▶ Task:
Copy out every line of the records where the string "πότε" occurs.

▶ Recorded data:

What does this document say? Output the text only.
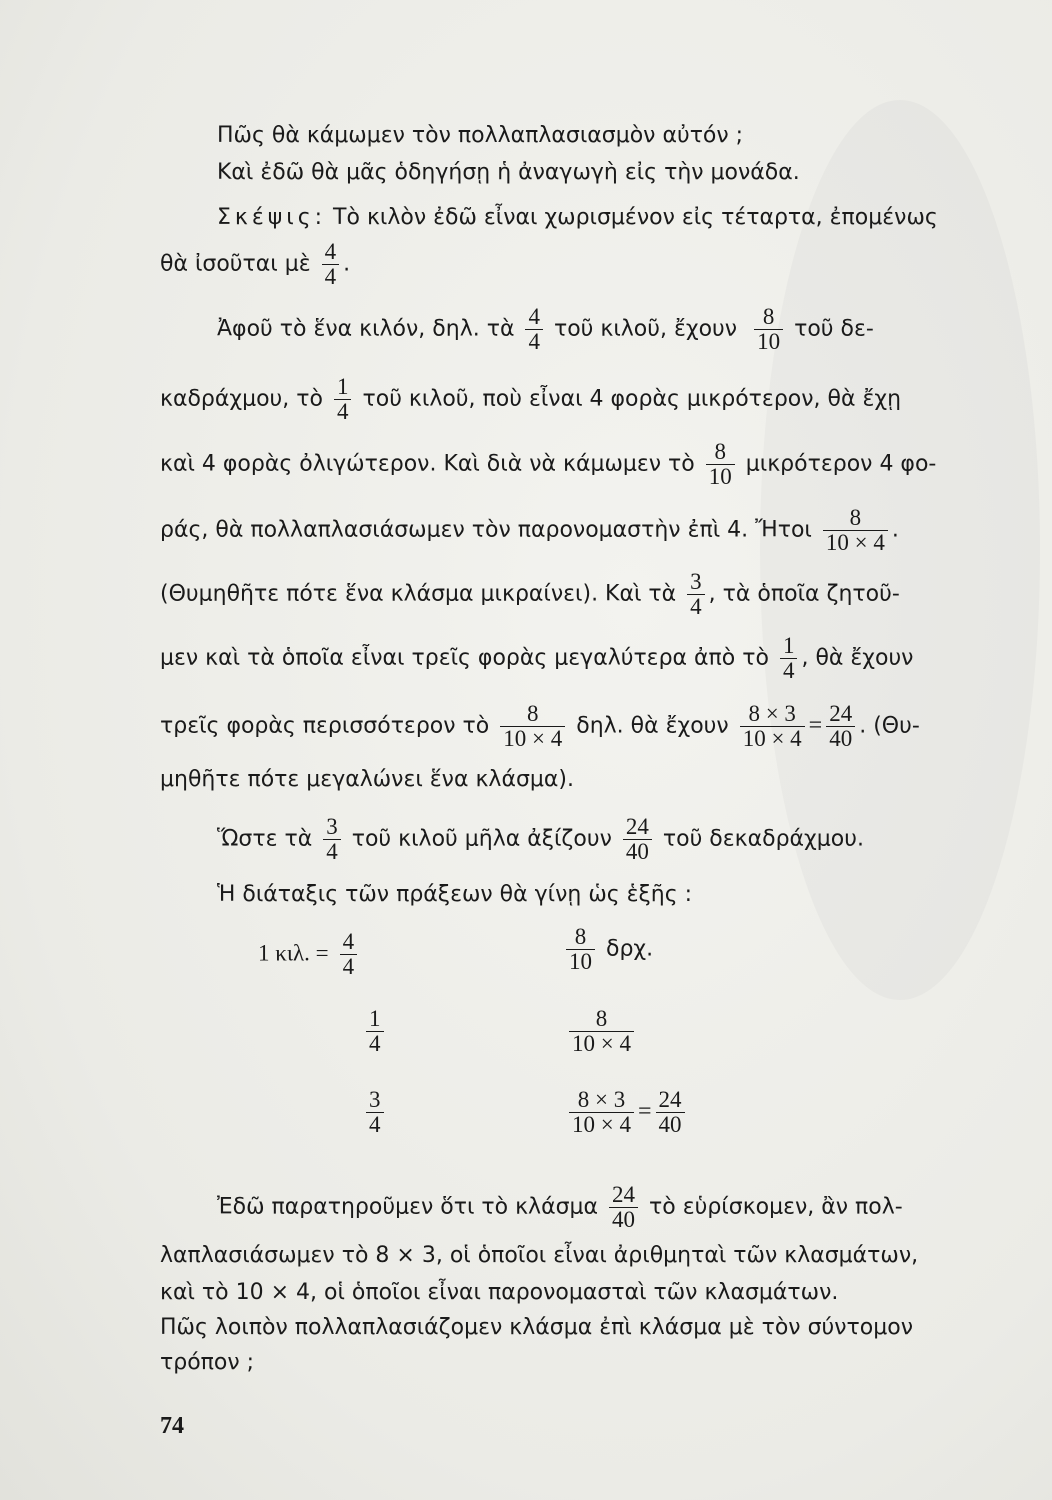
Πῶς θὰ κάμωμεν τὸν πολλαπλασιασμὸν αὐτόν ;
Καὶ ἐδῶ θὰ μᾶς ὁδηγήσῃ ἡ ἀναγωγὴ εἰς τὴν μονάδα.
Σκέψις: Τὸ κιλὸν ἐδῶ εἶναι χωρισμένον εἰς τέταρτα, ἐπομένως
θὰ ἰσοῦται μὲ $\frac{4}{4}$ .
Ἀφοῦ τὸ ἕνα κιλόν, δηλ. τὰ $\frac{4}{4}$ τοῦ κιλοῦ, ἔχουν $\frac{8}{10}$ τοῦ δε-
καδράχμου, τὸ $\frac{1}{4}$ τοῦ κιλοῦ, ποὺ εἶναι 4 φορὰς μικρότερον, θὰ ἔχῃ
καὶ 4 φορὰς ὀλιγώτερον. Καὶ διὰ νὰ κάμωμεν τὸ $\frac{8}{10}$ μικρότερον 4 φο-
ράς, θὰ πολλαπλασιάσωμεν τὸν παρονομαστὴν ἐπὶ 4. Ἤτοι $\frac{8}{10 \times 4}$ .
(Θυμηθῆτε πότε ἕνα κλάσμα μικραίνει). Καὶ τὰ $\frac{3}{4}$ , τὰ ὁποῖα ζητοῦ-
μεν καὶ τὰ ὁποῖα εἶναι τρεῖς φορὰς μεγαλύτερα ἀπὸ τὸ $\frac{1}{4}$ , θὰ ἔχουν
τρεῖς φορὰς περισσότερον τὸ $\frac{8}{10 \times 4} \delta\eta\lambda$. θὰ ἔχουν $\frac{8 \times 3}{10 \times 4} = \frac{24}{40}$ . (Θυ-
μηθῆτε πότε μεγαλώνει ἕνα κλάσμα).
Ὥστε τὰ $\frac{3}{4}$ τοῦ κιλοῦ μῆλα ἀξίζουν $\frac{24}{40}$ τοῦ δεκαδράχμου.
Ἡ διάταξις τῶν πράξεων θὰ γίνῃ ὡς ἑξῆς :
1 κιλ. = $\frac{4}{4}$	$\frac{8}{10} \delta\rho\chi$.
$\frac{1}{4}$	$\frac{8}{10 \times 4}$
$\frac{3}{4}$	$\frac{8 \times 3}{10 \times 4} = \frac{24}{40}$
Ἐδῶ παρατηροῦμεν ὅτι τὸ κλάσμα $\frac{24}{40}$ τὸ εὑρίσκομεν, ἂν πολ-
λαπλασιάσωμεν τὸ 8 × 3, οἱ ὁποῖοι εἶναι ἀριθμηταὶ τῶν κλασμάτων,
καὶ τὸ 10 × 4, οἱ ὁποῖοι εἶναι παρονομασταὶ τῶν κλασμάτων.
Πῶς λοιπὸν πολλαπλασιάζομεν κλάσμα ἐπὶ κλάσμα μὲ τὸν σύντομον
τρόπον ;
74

---

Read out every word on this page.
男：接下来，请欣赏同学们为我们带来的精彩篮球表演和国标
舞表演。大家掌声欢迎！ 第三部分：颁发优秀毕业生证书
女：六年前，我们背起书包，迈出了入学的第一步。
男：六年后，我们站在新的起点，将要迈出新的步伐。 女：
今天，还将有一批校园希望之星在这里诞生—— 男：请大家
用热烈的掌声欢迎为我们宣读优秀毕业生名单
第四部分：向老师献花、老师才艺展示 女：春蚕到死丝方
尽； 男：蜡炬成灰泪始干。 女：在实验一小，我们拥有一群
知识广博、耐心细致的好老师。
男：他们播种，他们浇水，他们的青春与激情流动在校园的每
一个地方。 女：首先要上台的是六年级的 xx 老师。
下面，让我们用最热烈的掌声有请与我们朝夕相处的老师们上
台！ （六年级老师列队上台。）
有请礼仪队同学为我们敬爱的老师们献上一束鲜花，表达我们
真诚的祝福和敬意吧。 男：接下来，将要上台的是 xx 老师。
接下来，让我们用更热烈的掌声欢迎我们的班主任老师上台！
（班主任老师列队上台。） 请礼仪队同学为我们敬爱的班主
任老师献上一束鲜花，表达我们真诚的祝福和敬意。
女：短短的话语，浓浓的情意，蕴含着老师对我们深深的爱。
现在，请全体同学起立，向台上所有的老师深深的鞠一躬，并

...

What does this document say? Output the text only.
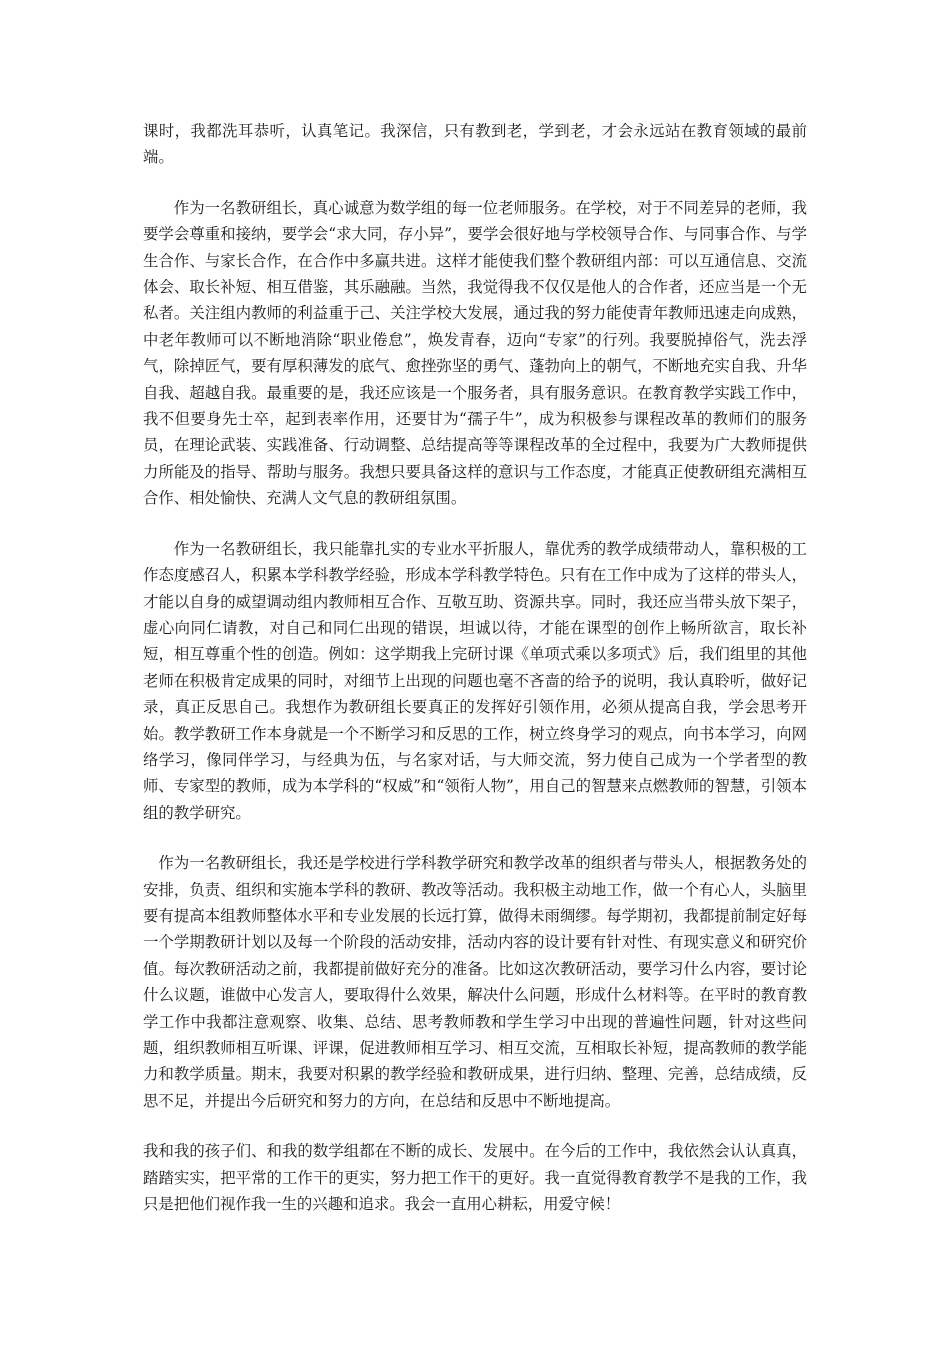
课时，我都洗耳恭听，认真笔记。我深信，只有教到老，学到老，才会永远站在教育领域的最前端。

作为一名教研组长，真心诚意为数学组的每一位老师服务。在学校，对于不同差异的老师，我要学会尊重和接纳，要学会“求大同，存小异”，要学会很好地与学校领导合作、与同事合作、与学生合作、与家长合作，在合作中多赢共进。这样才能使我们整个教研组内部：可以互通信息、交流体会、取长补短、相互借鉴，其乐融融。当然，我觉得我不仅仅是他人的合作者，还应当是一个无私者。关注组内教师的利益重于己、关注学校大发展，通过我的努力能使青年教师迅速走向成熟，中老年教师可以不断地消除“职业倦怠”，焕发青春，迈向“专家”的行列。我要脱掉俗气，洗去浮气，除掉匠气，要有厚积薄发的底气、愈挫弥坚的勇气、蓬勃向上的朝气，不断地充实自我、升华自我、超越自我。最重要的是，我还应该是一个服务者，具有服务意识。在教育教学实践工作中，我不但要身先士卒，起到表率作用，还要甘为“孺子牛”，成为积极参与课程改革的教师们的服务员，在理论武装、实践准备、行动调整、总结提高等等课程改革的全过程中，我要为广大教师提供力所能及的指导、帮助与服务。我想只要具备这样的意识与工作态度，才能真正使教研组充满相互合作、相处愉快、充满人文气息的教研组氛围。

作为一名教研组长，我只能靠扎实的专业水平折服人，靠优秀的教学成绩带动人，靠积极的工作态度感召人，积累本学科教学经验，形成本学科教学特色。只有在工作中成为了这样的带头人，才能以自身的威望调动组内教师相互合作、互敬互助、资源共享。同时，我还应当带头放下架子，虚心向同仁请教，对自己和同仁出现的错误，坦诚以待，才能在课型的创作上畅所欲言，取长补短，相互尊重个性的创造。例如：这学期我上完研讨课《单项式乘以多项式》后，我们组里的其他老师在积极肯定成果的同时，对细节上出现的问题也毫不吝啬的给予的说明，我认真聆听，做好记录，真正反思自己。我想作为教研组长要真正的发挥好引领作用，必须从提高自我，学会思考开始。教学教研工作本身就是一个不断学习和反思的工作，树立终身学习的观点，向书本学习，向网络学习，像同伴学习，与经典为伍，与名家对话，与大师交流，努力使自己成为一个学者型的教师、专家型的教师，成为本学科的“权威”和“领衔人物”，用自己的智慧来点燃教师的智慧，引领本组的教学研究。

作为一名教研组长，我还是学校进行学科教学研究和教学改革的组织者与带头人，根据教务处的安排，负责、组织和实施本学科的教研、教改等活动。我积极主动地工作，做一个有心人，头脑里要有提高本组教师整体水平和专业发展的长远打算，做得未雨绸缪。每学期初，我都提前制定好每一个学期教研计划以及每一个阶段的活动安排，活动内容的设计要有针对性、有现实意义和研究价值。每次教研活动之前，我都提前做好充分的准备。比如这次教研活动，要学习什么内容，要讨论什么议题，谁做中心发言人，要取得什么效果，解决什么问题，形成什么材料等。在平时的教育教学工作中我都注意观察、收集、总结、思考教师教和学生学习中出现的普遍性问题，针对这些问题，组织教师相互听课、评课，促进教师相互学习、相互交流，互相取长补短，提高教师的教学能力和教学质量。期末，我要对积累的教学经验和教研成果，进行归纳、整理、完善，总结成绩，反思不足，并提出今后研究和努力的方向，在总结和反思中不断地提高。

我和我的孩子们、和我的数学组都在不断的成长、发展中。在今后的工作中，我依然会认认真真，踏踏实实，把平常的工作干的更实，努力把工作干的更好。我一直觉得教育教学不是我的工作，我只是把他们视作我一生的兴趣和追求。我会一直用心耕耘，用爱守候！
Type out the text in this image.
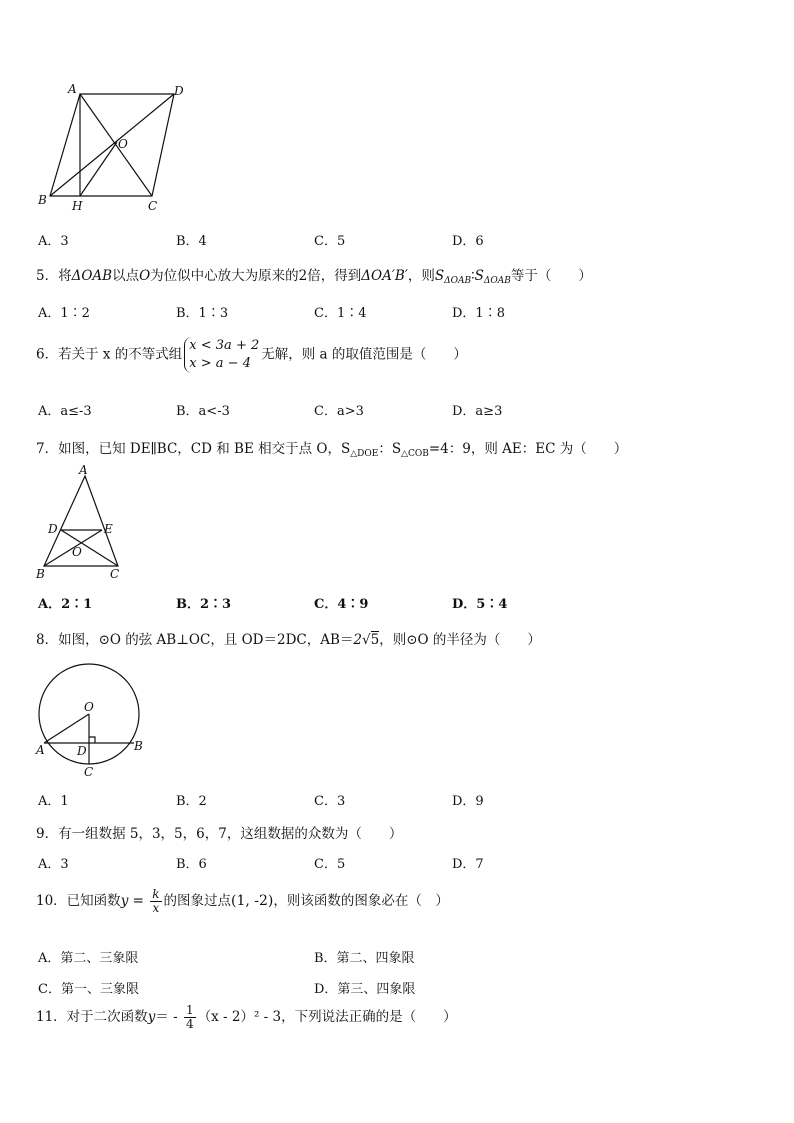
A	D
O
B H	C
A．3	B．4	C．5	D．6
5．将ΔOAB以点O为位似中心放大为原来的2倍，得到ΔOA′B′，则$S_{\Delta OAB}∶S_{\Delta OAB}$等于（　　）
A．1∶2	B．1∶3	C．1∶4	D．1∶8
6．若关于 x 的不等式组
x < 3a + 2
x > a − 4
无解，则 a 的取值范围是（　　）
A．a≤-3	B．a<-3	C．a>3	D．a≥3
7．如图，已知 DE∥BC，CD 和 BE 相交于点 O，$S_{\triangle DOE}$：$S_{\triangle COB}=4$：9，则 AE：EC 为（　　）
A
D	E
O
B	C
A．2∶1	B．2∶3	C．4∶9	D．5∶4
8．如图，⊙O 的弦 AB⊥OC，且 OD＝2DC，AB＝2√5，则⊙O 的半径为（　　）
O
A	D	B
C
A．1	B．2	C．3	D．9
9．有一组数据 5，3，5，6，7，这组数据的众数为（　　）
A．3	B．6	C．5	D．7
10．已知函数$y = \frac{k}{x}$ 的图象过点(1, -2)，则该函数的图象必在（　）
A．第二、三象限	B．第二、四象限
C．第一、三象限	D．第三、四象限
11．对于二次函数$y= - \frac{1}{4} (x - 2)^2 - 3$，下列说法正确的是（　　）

▶ Full answer:
(Θυμηθῆτε πότε ἕνα κλάσμα μικραίνει). Καὶ τὰ $\frac{3}{4}$ , τὰ ὁποῖα ζητοῦ-
μηθῆτε πότε μεγαλώνει ἕνα κλάσμα).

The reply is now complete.